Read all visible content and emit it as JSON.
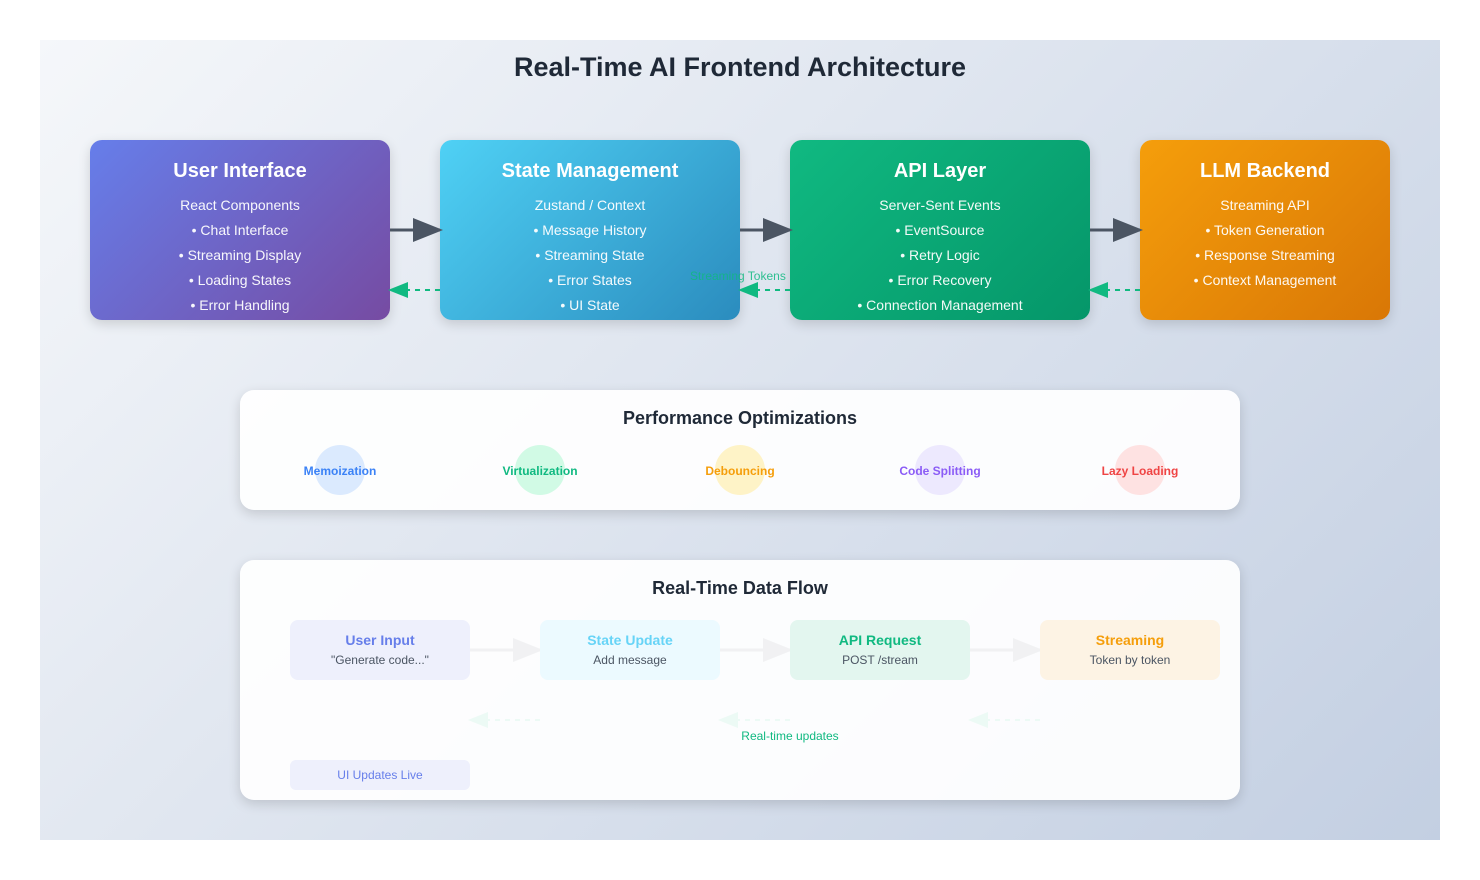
{
  "title": "Real-Time AI Frontend Architecture",
  "layers": [
    {
      "title": "User Interface",
      "items": [
        "React Components",
        "• Chat Interface",
        "• Streaming Display",
        "• Loading States",
        "• Error Handling"
      ],
      "colors": [
        "#667eea",
        "#764ba2"
      ]
    },
    {
      "title": "State Management",
      "items": [
        "Zustand / Context",
        "• Message History",
        "• Streaming State",
        "• Error States",
        "• UI State"
      ],
      "colors": [
        "#4fd1f5",
        "#2b8cbe"
      ]
    },
    {
      "title": "API Layer",
      "items": [
        "Server-Sent Events",
        "• EventSource",
        "• Retry Logic",
        "• Error Recovery",
        "• Connection Management"
      ],
      "colors": [
        "#10b981",
        "#059669"
      ]
    },
    {
      "title": "LLM Backend",
      "items": [
        "Streaming API",
        "• Token Generation",
        "• Response Streaming",
        "• Context Management"
      ],
      "colors": [
        "#f59e0b",
        "#d97706"
      ]
    }
  ],
  "streaming_tokens_label": "Streaming Tokens",
  "performance": {
    "title": "Performance Optimizations",
    "items": [
      {
        "label": "Memoization",
        "color": "#3b82f6",
        "bg": "#dbeafe"
      },
      {
        "label": "Virtualization",
        "color": "#10b981",
        "bg": "#d1fae5"
      },
      {
        "label": "Debouncing",
        "color": "#f59e0b",
        "bg": "#fef3c7"
      },
      {
        "label": "Code Splitting",
        "color": "#8b5cf6",
        "bg": "#ede9fe"
      },
      {
        "label": "Lazy Loading",
        "color": "#ef4444",
        "bg": "#fee2e2"
      }
    ]
  },
  "flow": {
    "title": "Real-Time Data Flow",
    "steps": [
      {
        "title": "User Input",
        "sub": "\"Generate code...\"",
        "color": "#667eea",
        "bg": "#eef0fc"
      },
      {
        "title": "State Update",
        "sub": "Add message",
        "color": "#67d4f7",
        "bg": "#ecfaff"
      },
      {
        "title": "API Request",
        "sub": "POST /stream",
        "color": "#10b981",
        "bg": "#e3f6ef"
      },
      {
        "title": "Streaming",
        "sub": "Token by token",
        "color": "#f59e0b",
        "bg": "#fdf3e4"
      }
    ],
    "realtime_label": "Real-time updates",
    "ui_updates_label": "UI Updates Live"
  },
  "colors": {
    "arrow": "#4b5563",
    "return_arrow": "#10b981"
  }
}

**Your goal**
From the records above, pull out each line that has "User".

**Task answer**
      "title": "User Interface",
        "title": "User Input",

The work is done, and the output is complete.